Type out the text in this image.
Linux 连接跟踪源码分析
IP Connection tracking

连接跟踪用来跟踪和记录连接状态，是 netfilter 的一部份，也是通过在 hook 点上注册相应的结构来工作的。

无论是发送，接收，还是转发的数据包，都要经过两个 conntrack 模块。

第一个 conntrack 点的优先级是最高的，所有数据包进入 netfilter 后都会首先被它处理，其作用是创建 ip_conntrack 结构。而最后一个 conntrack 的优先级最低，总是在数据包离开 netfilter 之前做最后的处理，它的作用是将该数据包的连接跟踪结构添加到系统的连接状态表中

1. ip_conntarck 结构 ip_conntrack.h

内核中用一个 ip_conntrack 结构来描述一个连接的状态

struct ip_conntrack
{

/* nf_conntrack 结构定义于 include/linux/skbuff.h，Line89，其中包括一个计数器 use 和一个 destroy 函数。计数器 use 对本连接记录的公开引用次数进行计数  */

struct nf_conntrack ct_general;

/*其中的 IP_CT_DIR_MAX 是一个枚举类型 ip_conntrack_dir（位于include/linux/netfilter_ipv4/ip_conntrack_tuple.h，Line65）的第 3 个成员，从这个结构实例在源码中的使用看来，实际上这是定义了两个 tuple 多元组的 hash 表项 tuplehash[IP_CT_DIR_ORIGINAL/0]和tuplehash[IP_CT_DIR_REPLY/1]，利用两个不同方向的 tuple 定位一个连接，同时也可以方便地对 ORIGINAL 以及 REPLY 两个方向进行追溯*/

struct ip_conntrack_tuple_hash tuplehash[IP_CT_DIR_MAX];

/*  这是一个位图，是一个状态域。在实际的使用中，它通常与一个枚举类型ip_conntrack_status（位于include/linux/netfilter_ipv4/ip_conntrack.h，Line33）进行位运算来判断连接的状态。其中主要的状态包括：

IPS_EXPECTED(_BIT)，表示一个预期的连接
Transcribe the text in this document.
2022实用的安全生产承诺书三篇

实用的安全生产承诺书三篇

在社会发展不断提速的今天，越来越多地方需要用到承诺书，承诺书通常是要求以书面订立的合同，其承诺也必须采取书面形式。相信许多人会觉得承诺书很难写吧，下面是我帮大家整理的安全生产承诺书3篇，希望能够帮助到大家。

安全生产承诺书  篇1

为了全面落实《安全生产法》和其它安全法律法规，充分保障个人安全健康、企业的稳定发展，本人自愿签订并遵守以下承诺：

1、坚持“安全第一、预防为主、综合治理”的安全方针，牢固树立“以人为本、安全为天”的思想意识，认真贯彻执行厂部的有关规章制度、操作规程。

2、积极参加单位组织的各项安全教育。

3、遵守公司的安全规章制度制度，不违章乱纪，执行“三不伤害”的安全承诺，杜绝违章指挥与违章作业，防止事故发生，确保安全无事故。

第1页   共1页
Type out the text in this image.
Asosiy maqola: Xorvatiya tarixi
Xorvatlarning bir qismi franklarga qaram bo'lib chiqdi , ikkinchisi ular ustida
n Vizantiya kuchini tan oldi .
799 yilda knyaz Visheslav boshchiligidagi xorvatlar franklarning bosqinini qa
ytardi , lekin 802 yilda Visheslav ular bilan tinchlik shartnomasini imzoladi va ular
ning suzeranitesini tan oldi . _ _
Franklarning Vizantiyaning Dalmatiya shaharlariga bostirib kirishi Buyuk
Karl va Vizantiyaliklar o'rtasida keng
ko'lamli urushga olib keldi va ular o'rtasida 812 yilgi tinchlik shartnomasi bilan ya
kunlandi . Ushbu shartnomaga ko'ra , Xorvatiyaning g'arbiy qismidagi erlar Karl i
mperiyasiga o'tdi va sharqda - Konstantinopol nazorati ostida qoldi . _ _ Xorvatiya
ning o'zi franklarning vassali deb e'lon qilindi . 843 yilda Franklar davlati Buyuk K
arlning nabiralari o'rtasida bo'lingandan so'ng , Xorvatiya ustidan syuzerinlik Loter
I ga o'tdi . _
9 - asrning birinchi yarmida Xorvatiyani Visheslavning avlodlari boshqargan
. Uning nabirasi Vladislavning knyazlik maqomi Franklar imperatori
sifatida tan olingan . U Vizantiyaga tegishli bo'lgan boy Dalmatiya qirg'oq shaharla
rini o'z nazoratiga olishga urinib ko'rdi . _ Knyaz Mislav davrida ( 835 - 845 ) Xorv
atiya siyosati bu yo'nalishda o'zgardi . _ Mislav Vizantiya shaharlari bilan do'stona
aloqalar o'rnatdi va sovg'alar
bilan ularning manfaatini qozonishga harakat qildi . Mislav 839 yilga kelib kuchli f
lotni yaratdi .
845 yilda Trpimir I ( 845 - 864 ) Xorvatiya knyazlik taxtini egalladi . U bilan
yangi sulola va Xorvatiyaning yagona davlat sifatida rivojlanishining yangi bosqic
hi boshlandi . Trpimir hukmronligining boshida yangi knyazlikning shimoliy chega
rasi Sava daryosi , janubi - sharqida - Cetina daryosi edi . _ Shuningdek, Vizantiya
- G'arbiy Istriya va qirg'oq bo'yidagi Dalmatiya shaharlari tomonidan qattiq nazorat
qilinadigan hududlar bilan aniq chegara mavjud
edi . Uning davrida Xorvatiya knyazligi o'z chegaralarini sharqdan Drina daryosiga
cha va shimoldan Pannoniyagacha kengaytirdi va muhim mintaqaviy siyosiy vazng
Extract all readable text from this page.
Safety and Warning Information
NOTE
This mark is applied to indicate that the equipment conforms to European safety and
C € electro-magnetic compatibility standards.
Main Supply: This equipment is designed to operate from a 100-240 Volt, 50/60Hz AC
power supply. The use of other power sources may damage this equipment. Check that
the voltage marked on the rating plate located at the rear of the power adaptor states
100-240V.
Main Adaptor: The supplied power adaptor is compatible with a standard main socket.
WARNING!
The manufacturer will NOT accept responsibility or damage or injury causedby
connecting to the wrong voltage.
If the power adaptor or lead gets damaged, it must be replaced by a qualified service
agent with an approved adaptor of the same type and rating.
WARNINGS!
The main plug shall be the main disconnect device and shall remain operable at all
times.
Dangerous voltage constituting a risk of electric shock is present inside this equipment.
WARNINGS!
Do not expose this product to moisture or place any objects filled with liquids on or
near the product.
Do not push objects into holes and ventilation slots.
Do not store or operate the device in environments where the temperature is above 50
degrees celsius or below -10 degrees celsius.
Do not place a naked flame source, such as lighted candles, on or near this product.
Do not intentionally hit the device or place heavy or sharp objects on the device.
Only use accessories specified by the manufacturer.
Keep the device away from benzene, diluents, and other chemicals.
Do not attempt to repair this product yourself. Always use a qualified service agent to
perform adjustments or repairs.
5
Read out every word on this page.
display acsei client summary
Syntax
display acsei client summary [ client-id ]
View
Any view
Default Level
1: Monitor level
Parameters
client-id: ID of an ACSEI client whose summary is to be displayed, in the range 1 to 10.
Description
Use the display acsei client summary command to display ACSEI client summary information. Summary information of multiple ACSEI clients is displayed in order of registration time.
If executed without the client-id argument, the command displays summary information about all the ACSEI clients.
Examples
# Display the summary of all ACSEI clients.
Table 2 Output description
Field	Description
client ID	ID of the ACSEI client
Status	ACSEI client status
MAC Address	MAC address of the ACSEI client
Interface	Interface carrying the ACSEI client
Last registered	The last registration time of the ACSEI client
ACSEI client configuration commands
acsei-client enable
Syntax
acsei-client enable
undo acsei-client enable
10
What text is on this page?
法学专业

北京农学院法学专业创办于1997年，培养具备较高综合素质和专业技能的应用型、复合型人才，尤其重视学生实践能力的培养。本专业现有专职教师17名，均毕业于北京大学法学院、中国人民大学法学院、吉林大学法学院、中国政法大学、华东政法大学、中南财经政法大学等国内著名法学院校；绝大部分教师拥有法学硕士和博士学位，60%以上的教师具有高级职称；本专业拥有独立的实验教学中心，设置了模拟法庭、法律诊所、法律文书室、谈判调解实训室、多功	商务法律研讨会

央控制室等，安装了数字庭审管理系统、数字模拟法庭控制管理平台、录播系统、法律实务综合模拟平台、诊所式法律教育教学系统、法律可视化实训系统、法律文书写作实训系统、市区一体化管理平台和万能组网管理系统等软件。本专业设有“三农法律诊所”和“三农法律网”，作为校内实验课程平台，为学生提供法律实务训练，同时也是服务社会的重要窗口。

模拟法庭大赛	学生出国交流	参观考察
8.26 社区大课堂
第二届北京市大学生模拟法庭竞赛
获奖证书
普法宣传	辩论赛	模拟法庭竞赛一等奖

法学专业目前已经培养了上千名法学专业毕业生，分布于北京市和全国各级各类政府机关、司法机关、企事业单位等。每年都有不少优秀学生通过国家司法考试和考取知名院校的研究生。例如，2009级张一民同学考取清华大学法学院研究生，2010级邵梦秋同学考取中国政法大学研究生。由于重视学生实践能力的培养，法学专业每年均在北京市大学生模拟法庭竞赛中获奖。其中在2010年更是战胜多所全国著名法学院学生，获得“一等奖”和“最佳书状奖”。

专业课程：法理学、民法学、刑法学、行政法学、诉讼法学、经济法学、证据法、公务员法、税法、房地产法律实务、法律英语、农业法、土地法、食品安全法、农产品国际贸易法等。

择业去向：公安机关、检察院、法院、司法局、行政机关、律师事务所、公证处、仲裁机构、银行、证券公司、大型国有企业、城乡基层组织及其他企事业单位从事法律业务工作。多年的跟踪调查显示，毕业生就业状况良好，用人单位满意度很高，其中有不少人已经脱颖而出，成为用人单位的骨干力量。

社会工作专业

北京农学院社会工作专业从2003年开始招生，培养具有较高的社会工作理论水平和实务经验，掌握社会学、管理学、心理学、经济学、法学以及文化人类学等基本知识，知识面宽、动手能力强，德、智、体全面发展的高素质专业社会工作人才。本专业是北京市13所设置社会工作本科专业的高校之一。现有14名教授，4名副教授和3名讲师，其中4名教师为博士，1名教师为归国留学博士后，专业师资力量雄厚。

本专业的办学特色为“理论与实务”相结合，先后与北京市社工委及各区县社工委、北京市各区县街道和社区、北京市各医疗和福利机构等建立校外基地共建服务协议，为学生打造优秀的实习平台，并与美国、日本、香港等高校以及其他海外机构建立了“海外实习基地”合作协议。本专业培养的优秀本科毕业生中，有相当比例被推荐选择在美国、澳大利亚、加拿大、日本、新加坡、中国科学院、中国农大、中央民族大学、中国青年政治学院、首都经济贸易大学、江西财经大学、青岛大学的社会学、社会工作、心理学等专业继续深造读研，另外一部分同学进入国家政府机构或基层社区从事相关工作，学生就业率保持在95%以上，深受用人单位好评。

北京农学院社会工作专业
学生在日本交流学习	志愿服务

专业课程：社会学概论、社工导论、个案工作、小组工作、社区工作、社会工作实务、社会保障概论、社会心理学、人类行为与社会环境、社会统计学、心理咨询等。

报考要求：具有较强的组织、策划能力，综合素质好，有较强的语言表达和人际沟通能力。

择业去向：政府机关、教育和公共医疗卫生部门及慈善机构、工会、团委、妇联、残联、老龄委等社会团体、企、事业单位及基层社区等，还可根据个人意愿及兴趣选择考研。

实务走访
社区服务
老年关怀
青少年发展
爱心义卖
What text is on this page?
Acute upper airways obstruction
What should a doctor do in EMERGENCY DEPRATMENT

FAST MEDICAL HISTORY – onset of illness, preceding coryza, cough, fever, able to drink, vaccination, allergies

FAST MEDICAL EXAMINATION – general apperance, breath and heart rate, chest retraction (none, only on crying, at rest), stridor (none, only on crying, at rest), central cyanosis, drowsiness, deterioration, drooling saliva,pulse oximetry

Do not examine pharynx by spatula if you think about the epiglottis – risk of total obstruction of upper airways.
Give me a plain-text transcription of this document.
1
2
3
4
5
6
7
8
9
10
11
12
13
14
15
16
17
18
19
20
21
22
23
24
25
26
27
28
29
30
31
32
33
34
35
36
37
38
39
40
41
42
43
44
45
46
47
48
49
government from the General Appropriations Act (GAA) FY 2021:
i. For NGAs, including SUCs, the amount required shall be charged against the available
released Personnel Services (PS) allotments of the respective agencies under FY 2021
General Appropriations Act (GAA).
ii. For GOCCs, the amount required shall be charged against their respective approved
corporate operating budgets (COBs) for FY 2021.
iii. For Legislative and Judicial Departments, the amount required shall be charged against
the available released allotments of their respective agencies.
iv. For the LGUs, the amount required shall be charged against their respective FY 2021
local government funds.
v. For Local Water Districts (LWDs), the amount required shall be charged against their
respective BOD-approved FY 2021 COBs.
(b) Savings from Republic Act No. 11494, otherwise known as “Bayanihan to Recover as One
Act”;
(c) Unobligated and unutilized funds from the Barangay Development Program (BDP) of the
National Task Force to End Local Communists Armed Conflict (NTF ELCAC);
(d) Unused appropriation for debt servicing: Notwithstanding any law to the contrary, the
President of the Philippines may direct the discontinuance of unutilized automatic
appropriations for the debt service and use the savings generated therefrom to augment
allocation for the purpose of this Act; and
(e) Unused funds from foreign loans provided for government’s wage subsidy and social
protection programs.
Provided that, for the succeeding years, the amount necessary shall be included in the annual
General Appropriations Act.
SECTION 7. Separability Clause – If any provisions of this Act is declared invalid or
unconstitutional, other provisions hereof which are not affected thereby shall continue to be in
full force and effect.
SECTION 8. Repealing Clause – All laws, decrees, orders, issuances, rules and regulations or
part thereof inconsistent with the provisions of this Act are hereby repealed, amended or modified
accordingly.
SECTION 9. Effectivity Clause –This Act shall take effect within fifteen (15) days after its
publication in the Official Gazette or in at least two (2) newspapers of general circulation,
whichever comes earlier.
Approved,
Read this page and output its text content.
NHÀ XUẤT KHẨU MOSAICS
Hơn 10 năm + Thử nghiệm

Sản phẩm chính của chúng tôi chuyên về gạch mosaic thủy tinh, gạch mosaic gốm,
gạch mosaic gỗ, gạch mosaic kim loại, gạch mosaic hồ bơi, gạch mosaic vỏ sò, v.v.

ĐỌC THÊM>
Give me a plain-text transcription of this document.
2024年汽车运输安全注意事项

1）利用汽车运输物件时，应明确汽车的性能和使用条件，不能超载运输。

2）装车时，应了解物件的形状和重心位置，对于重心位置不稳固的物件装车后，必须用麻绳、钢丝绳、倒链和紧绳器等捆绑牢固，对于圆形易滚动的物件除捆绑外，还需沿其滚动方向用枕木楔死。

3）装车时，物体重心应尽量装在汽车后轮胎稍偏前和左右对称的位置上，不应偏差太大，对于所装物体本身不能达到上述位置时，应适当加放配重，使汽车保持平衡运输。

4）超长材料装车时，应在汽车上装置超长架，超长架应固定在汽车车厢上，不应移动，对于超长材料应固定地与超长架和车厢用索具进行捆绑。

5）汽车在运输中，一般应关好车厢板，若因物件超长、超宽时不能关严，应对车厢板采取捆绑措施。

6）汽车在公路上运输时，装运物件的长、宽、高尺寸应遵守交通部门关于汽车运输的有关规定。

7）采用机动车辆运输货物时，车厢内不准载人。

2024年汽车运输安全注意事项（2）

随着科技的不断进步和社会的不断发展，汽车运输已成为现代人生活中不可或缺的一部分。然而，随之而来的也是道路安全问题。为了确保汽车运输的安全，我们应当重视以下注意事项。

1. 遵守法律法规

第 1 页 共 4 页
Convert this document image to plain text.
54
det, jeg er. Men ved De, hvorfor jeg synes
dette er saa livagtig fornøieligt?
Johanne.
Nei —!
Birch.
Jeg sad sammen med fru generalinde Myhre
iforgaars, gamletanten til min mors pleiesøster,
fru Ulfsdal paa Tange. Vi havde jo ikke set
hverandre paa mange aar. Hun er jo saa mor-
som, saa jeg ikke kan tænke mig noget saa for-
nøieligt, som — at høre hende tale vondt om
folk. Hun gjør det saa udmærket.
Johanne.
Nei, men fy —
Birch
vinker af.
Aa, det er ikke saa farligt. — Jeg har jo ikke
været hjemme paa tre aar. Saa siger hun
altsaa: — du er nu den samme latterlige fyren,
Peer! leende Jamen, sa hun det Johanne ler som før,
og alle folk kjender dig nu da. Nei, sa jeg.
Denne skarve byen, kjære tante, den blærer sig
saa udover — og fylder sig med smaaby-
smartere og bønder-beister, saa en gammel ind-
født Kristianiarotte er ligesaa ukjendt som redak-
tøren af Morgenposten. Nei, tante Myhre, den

Problem: Search the data above for the string "yilda" and return every line that has it.

Reply:
799 yilda knyaz Visheslav boshchiligidagi xorvatlar franklarning bosqinini qa
ytardi , lekin 802 yilda Visheslav ular bilan tinchlik shartnomasini imzoladi va ular
ning o'zi franklarning vassali deb e'lon qilindi . 843 yilda Franklar davlati Buyuk K
845 yilda Trpimir I ( 845 - 864 ) Xorvatiya knyazlik taxtini egalladi . U bilan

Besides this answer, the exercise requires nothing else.